[start Source material]

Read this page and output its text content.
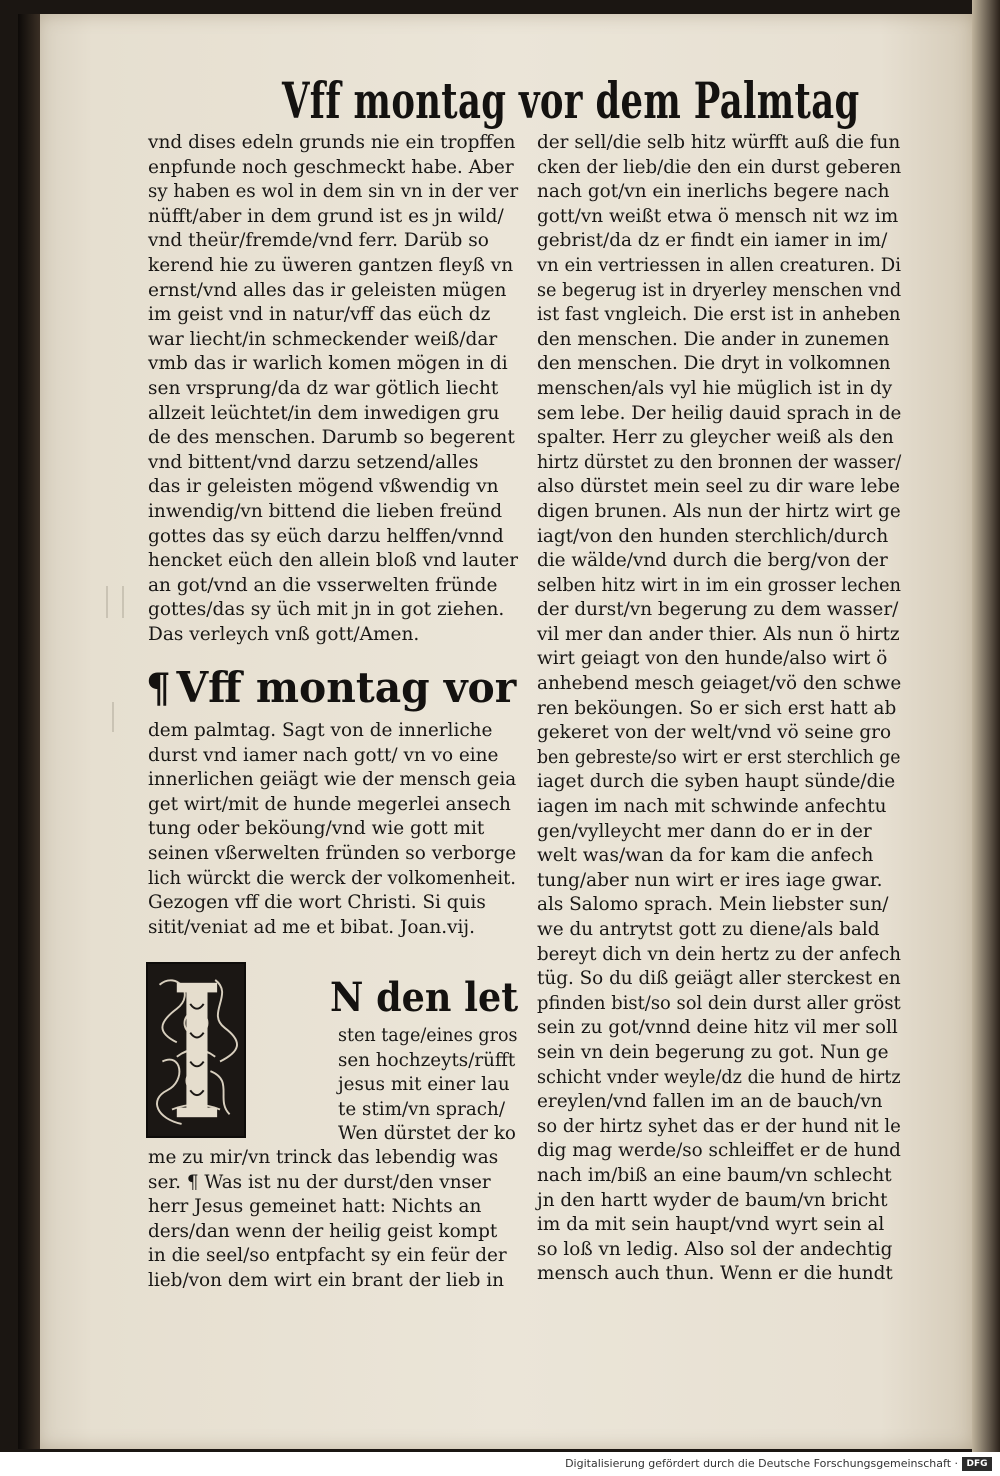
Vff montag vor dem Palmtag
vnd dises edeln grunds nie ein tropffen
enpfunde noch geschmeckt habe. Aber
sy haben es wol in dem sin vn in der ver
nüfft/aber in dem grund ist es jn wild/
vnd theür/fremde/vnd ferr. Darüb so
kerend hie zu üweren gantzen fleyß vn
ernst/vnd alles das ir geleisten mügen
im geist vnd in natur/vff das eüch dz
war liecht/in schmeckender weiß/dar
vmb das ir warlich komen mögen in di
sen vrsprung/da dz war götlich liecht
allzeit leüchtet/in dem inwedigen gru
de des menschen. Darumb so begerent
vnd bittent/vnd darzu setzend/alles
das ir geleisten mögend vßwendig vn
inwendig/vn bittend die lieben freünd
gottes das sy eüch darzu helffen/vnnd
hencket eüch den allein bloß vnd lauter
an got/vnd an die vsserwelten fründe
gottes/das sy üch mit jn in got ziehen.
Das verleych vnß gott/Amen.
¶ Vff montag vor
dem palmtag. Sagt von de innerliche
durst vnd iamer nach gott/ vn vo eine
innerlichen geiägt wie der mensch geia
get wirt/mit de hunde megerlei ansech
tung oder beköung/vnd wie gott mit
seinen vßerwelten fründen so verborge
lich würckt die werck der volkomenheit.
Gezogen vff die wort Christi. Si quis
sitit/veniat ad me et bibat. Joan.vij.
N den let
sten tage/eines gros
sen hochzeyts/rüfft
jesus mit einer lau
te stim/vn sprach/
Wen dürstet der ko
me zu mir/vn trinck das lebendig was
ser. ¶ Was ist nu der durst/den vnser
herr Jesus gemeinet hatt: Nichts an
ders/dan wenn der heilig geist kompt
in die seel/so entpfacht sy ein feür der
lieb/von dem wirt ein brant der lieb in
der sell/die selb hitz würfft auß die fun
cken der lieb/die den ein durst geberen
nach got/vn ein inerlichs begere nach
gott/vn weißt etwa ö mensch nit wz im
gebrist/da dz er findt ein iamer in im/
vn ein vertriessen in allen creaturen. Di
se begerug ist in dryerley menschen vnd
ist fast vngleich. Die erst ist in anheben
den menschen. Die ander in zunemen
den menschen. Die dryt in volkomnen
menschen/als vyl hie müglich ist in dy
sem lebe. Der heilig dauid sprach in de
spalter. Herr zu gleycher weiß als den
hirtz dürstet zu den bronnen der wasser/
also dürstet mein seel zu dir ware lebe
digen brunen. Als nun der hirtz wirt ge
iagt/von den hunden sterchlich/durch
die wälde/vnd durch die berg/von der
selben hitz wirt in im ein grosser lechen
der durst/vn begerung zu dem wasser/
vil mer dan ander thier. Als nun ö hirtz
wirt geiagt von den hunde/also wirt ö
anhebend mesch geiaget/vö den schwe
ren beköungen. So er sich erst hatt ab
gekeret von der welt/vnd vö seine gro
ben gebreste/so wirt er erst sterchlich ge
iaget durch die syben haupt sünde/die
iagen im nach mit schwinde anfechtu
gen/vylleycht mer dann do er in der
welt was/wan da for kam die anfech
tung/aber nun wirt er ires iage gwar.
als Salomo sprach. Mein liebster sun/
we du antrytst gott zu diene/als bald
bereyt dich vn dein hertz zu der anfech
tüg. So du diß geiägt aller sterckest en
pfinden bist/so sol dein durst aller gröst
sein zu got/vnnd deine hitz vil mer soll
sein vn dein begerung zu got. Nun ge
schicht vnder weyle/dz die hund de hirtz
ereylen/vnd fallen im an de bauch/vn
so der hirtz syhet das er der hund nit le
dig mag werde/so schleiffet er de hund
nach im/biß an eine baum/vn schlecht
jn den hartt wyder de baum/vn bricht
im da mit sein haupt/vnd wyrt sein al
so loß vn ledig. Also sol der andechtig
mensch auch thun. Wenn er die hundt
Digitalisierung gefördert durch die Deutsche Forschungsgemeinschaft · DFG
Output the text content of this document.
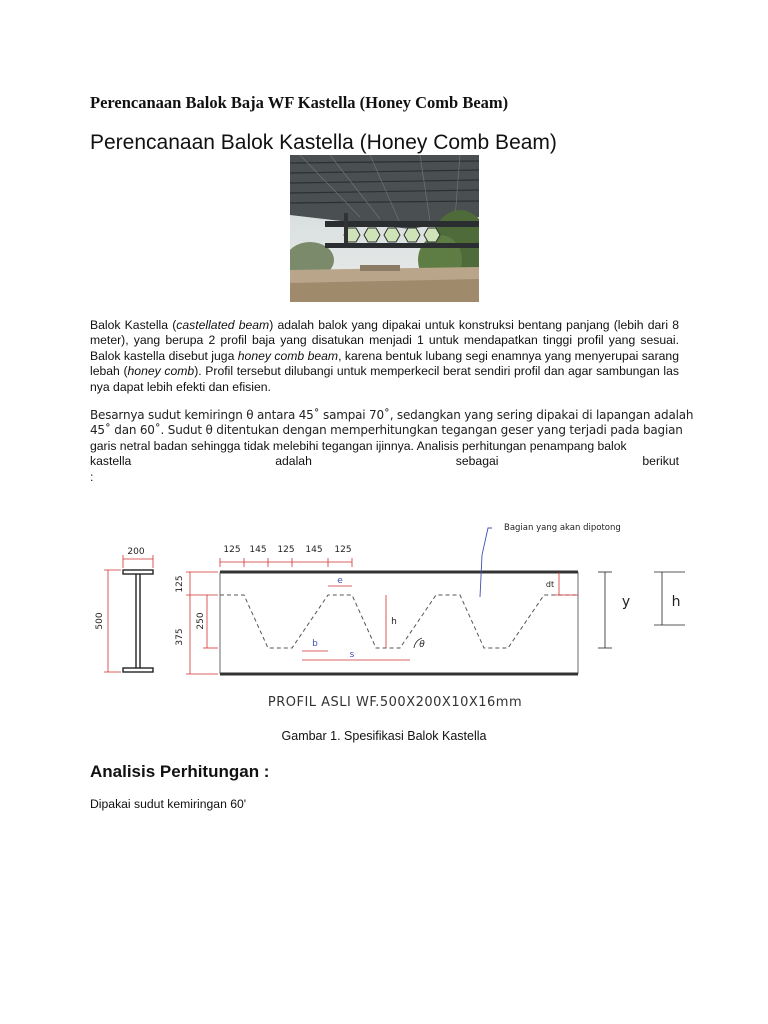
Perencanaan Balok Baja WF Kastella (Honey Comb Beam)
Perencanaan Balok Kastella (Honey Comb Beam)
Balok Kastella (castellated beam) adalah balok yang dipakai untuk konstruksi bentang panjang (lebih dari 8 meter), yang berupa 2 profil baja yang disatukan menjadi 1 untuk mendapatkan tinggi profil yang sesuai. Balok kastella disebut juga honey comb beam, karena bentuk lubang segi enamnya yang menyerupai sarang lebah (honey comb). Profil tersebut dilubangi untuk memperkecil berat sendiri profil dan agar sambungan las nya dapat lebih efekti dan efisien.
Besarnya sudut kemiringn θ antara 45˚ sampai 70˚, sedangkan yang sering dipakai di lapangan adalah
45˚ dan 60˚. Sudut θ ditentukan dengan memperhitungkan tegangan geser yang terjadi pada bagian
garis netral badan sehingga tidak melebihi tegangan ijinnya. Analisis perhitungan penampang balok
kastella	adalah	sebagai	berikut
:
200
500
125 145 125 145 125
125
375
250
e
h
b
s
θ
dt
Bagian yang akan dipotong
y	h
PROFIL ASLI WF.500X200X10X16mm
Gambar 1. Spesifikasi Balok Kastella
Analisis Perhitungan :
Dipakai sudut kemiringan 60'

[end Source material]

*The task:*
Where a line above includes "nach", copy that line.

*Answer to the problem:*
durst vnd iamer nach gott/ vn vo eine
nach got/vn ein inerlichs begere nach
iagen im nach mit schwinde anfechtu
nach im/biß an eine baum/vn schlecht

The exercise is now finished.